Short problem =>
Each entry must be given again exactly; images do not belong in the copy.

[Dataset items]
-- Begin --
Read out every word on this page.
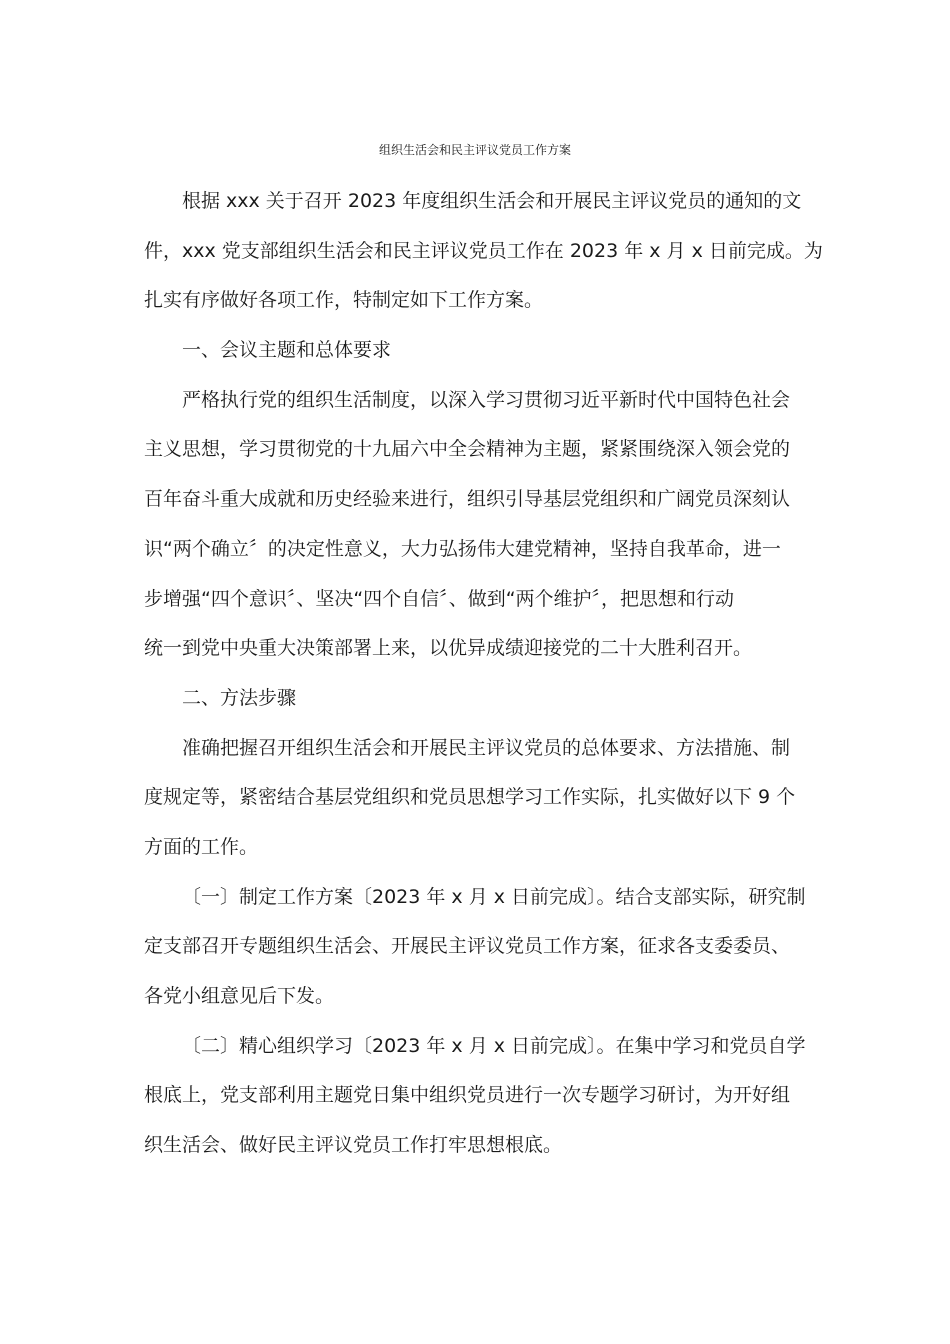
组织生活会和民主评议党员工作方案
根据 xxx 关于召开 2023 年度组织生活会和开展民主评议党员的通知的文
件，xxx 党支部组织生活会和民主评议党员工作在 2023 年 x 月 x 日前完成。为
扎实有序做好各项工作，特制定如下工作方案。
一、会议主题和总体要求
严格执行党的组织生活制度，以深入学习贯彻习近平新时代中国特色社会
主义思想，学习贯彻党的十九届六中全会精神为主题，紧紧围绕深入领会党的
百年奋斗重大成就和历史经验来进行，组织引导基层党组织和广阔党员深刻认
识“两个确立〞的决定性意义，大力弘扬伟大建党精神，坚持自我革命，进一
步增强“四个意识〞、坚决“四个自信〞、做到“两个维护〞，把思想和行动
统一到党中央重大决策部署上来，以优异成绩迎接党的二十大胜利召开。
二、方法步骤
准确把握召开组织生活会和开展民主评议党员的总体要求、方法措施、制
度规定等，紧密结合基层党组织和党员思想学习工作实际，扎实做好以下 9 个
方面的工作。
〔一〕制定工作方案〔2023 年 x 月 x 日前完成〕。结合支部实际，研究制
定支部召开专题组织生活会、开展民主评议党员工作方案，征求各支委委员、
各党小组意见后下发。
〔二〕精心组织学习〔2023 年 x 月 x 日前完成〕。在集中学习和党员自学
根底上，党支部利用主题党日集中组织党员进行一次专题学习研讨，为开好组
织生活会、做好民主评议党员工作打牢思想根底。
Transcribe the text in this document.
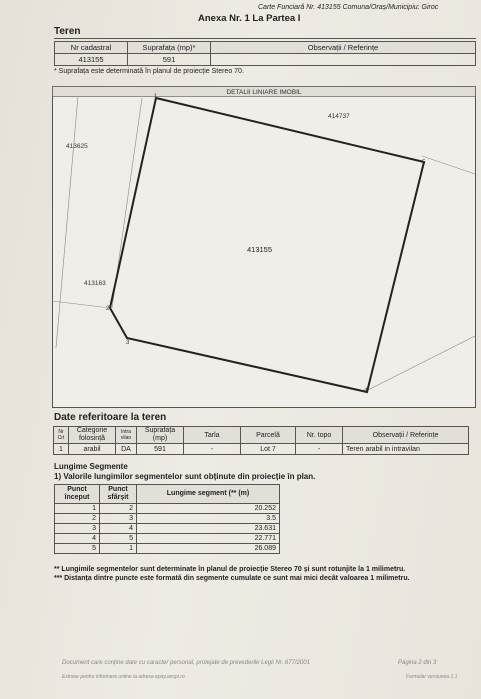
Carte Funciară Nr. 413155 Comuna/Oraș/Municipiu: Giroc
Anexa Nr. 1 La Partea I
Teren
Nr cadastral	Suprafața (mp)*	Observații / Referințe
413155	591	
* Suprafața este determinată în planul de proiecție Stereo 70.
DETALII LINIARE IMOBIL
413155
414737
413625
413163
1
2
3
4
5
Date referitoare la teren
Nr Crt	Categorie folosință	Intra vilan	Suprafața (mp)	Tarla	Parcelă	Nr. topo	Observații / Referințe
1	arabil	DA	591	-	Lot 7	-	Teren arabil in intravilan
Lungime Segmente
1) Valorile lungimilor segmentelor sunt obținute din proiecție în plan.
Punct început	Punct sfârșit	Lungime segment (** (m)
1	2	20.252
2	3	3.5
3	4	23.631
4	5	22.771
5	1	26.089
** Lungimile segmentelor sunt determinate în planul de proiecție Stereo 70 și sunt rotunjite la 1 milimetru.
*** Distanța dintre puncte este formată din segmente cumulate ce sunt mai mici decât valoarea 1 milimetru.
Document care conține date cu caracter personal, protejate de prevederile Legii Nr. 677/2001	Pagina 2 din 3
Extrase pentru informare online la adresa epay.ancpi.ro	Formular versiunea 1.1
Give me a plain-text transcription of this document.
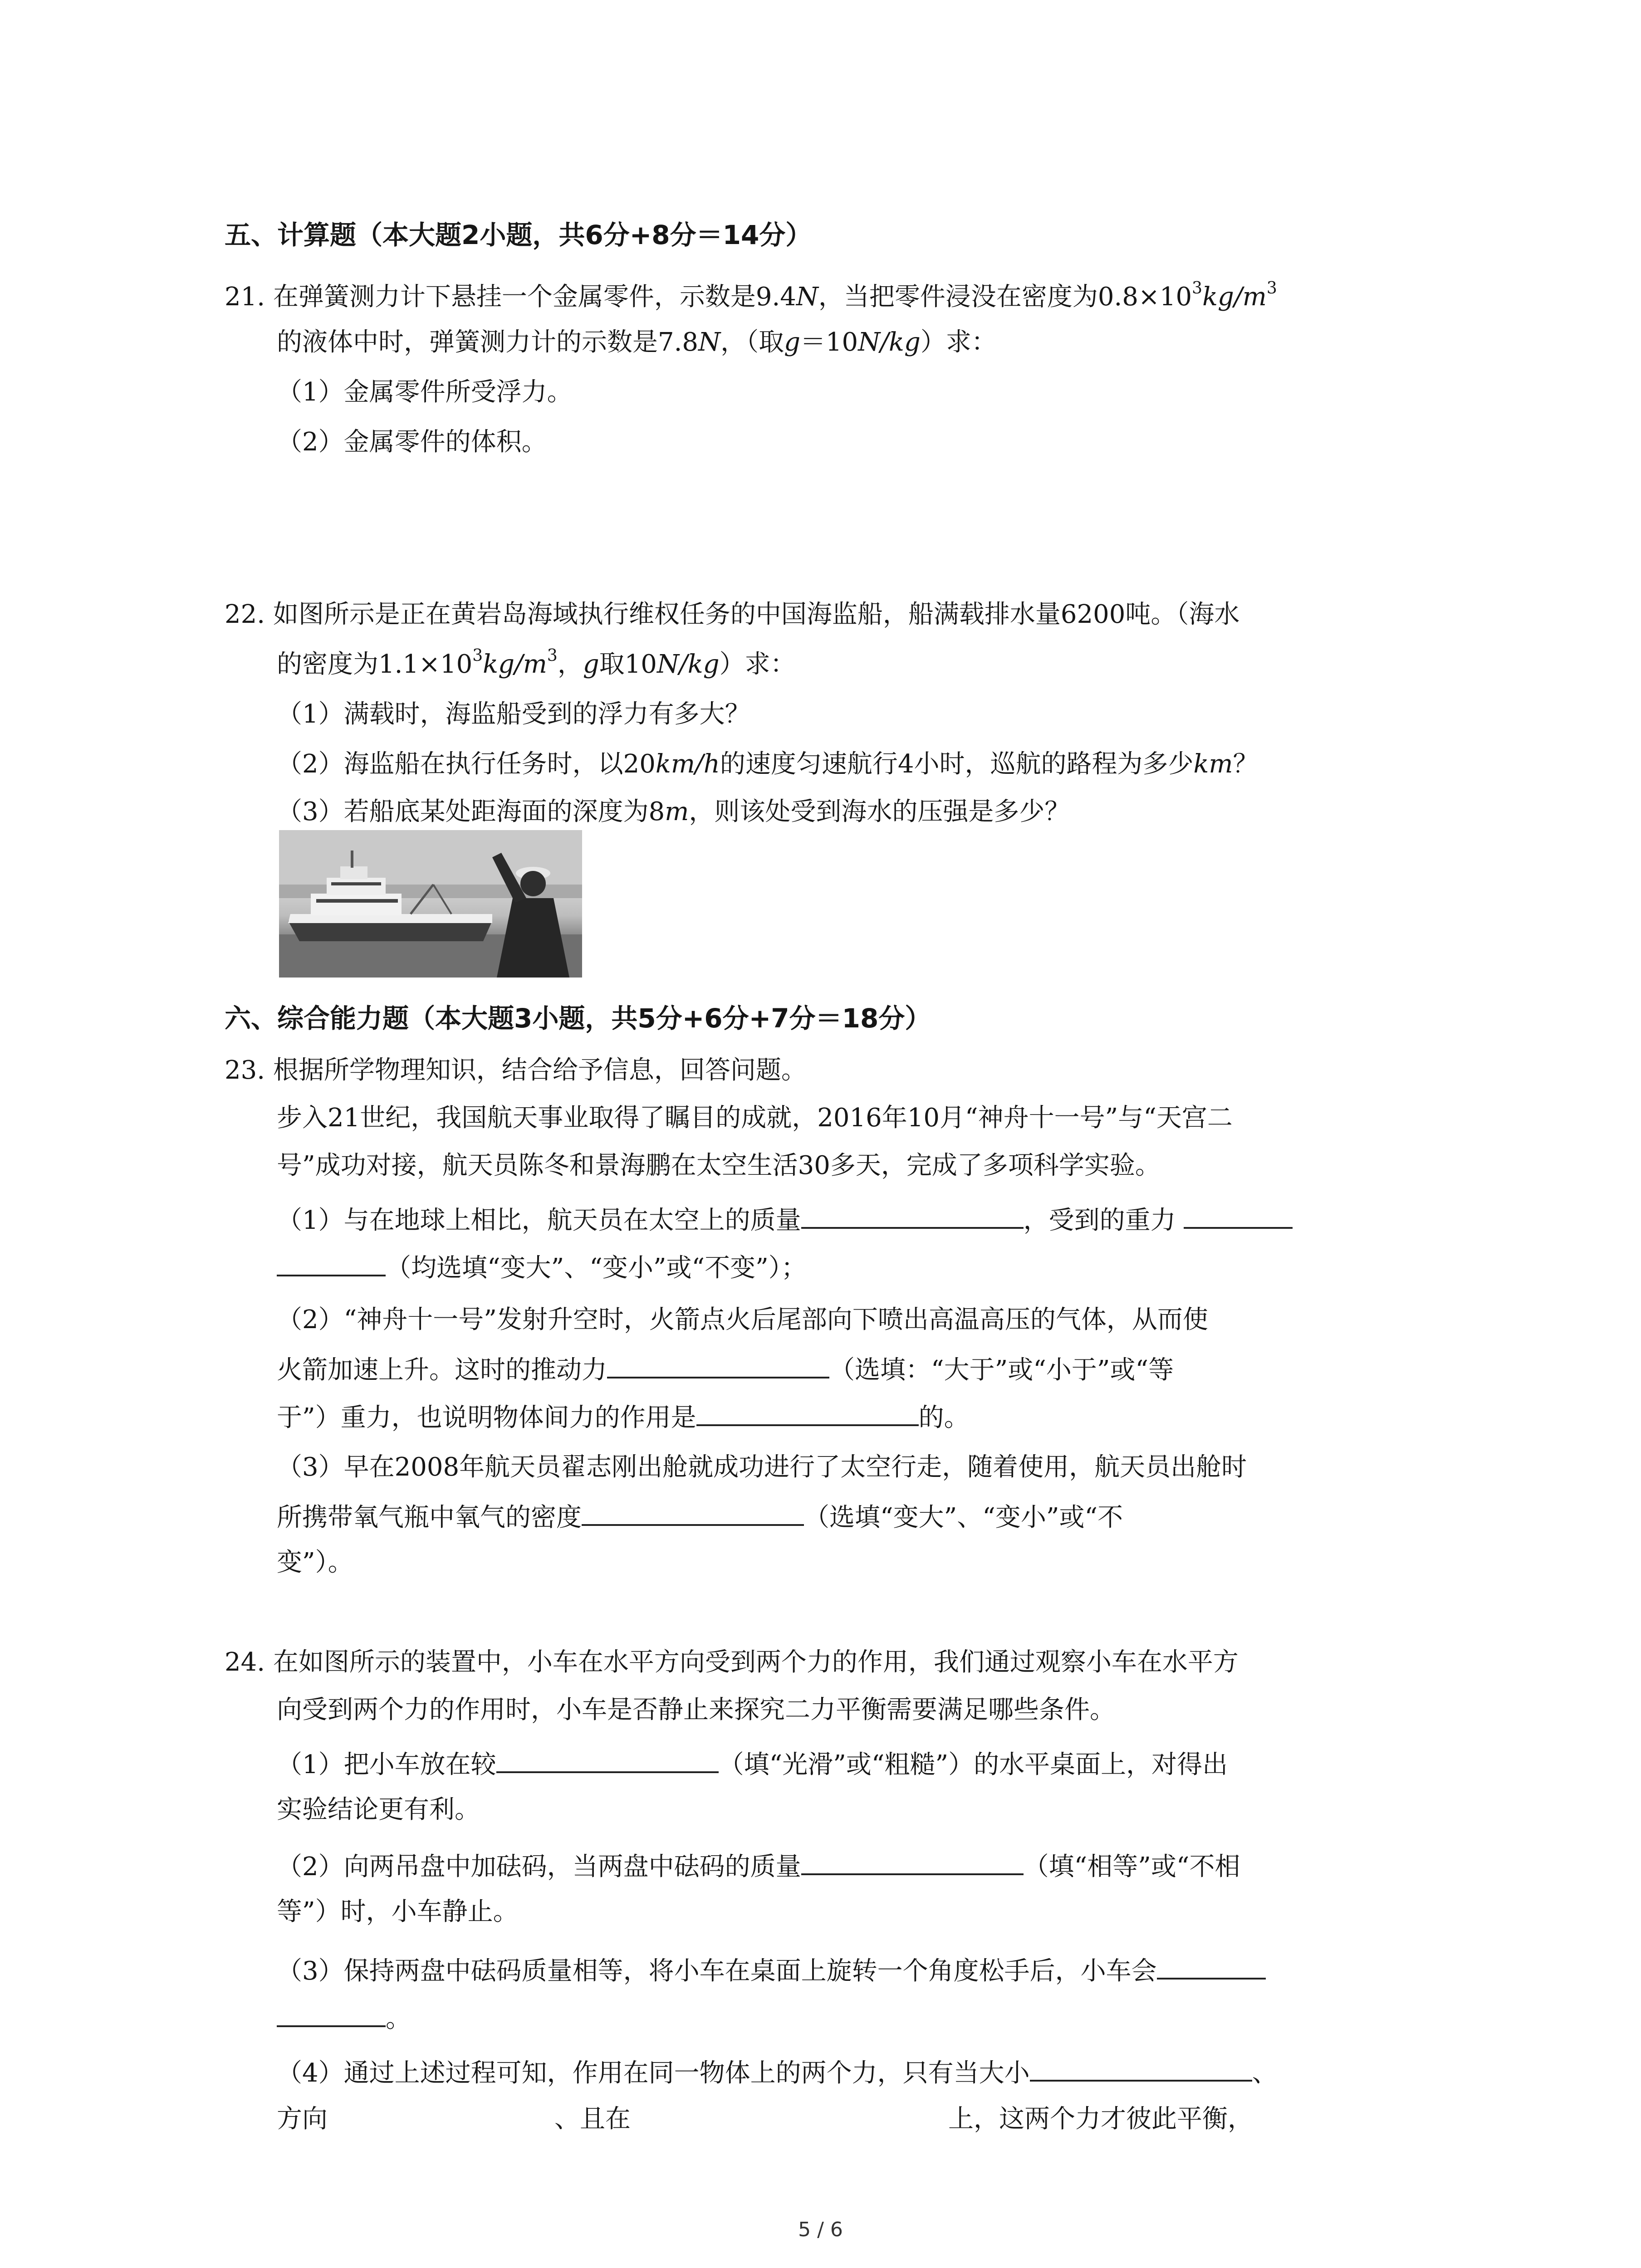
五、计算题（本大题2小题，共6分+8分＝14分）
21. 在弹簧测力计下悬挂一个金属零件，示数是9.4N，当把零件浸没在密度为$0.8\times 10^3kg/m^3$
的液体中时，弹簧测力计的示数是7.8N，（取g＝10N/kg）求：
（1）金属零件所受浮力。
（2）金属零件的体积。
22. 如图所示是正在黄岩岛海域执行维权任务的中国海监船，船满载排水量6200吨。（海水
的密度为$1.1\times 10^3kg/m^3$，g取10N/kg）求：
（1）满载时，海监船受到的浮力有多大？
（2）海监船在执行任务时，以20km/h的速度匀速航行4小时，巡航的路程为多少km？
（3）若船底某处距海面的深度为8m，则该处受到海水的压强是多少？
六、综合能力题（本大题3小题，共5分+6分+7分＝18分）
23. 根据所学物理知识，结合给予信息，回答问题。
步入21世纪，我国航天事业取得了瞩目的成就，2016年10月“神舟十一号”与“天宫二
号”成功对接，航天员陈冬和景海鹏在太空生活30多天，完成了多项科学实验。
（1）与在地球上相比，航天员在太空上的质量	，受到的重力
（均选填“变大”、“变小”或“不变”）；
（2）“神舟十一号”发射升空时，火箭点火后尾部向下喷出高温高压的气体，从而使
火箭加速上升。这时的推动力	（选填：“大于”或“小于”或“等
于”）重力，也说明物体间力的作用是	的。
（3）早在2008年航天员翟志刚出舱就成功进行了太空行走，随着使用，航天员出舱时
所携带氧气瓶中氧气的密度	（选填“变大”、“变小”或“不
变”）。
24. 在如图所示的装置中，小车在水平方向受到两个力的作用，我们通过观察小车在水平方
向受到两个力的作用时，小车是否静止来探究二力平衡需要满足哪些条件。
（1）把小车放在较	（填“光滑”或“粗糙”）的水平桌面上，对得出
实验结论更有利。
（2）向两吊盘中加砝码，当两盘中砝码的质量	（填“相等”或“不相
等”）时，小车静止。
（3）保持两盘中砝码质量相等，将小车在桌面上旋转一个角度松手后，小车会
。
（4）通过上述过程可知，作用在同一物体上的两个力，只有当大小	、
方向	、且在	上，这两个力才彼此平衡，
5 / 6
-- End --
Task output =>
Read out every word on this page.
组织生活会和民主评议党员工作方案
根据 xxx 关于召开 2023 年度组织生活会和开展民主评议党员的通知的文
件，xxx 党支部组织生活会和民主评议党员工作在 2023 年 x 月 x 日前完成。为
扎实有序做好各项工作，特制定如下工作方案。
一、会议主题和总体要求
严格执行党的组织生活制度，以深入学习贯彻习近平新时代中国特色社会
主义思想，学习贯彻党的十九届六中全会精神为主题，紧紧围绕深入领会党的
百年奋斗重大成就和历史经验来进行，组织引导基层党组织和广阔党员深刻认
识“两个确立〞的决定性意义，大力弘扬伟大建党精神，坚持自我革命，进一
步增强“四个意识〞、坚决“四个自信〞、做到“两个维护〞，把思想和行动
统一到党中央重大决策部署上来，以优异成绩迎接党的二十大胜利召开。
二、方法步骤
准确把握召开组织生活会和开展民主评议党员的总体要求、方法措施、制
度规定等，紧密结合基层党组织和党员思想学习工作实际，扎实做好以下 9 个
方面的工作。
〔一〕制定工作方案〔2023 年 x 月 x 日前完成〕。结合支部实际，研究制
定支部召开专题组织生活会、开展民主评议党员工作方案，征求各支委委员、
各党小组意见后下发。
〔二〕精心组织学习〔2023 年 x 月 x 日前完成〕。在集中学习和党员自学
根底上，党支部利用主题党日集中组织党员进行一次专题学习研讨，为开好组
织生活会、做好民主评议党员工作打牢思想根底。
Transcribe the text in this document.
Carte Funciară Nr. 413155 Comuna/Oraș/Municipiu: Giroc
Anexa Nr. 1 La Partea I
Teren
Nr cadastral	Suprafața (mp)*	Observații / Referințe
413155	591	
* Suprafața este determinată în planul de proiecție Stereo 70.
DETALII LINIARE IMOBIL
413155
414737
413625
413163
1
2
3
4
5
Date referitoare la teren
Nr Crt	Categorie folosință	Intra vilan	Suprafața (mp)	Tarla	Parcelă	Nr. topo	Observații / Referințe
1	arabil	DA	591	-	Lot 7	-	Teren arabil in intravilan
Lungime Segmente
1) Valorile lungimilor segmentelor sunt obținute din proiecție în plan.
Punct început	Punct sfârșit	Lungime segment (** (m)
1	2	20.252
2	3	3.5
3	4	23.631
4	5	22.771
5	1	26.089
** Lungimile segmentelor sunt determinate în planul de proiecție Stereo 70 și sunt rotunjite la 1 milimetru.
*** Distanța dintre puncte este formată din segmente cumulate ce sunt mai mici decât valoarea 1 milimetru.
Document care conține date cu caracter personal, protejate de prevederile Legii Nr. 677/2001	Pagina 2 din 3
Extrase pentru informare online la adresa epay.ancpi.ro	Formular versiunea 1.1
Give me a plain-text transcription of this document.
五、计算题（本大题2小题，共6分+8分＝14分）
21. 在弹簧测力计下悬挂一个金属零件，示数是9.4N，当把零件浸没在密度为$0.8\times 10^3kg/m^3$
的液体中时，弹簧测力计的示数是7.8N，（取g＝10N/kg）求：
（1）金属零件所受浮力。
（2）金属零件的体积。
22. 如图所示是正在黄岩岛海域执行维权任务的中国海监船，船满载排水量6200吨。（海水
的密度为$1.1\times 10^3kg/m^3$，g取10N/kg）求：
（1）满载时，海监船受到的浮力有多大？
（2）海监船在执行任务时，以20km/h的速度匀速航行4小时，巡航的路程为多少km？
（3）若船底某处距海面的深度为8m，则该处受到海水的压强是多少？
六、综合能力题（本大题3小题，共5分+6分+7分＝18分）
23. 根据所学物理知识，结合给予信息，回答问题。
步入21世纪，我国航天事业取得了瞩目的成就，2016年10月“神舟十一号”与“天宫二
号”成功对接，航天员陈冬和景海鹏在太空生活30多天，完成了多项科学实验。
（1）与在地球上相比，航天员在太空上的质量	，受到的重力
（均选填“变大”、“变小”或“不变”）；
（2）“神舟十一号”发射升空时，火箭点火后尾部向下喷出高温高压的气体，从而使
火箭加速上升。这时的推动力	（选填：“大于”或“小于”或“等
于”）重力，也说明物体间力的作用是	的。
（3）早在2008年航天员翟志刚出舱就成功进行了太空行走，随着使用，航天员出舱时
所携带氧气瓶中氧气的密度	（选填“变大”、“变小”或“不
变”）。
24. 在如图所示的装置中，小车在水平方向受到两个力的作用，我们通过观察小车在水平方
向受到两个力的作用时，小车是否静止来探究二力平衡需要满足哪些条件。
（1）把小车放在较	（填“光滑”或“粗糙”）的水平桌面上，对得出
实验结论更有利。
（2）向两吊盘中加砝码，当两盘中砝码的质量	（填“相等”或“不相
等”）时，小车静止。
（3）保持两盘中砝码质量相等，将小车在桌面上旋转一个角度松手后，小车会
。
（4）通过上述过程可知，作用在同一物体上的两个力，只有当大小	、
方向	、且在	上，这两个力才彼此平衡，
5 / 6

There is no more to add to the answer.